- **INFORMATION PROVIDED**
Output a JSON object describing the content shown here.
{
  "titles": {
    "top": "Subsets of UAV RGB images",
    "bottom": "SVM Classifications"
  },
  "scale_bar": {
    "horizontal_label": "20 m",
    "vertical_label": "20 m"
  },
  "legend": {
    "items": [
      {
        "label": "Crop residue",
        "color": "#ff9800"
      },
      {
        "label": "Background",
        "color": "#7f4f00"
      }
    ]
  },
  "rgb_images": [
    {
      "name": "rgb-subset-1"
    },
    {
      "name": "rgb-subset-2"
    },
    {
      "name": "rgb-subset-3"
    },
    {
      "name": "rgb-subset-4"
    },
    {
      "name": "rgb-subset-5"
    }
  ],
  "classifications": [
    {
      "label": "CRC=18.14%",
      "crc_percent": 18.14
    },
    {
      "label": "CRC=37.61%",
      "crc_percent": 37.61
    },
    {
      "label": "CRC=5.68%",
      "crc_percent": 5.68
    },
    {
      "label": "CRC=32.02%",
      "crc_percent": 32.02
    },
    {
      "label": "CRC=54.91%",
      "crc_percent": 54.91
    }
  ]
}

- **INSTRUCTIONS FOR THE TASK**
Extract the full listing and reproduce each line exactly.

- **ANSWER**
Output a JSON object describing the content shown here.
{
  "titles": {
    "top": "Subsets of UAV RGB images",
    "bottom": "SVM Classifications"
  },
  "scale_bar": {
    "horizontal_label": "20 m",
    "vertical_label": "20 m"
  },
  "legend": {
    "items": [
      {
        "label": "Crop residue",
        "color": "#ff9800"
      },
      {
        "label": "Background",
        "color": "#7f4f00"
      }
    ]
  },
  "rgb_images": [
    {
      "name": "rgb-subset-1"
    },
    {
      "name": "rgb-subset-2"
    },
    {
      "name": "rgb-subset-3"
    },
    {
      "name": "rgb-subset-4"
    },
    {
      "name": "rgb-subset-5"
    }
  ],
  "classifications": [
    {
      "label": "CRC=18.14%",
      "crc_percent": 18.14
    },
    {
      "label": "CRC=37.61%",
      "crc_percent": 37.61
    },
    {
      "label": "CRC=5.68%",
      "crc_percent": 5.68
    },
    {
      "label": "CRC=32.02%",
      "crc_percent": 32.02
    },
    {
      "label": "CRC=54.91%",
      "crc_percent": 54.91
    }
  ]
}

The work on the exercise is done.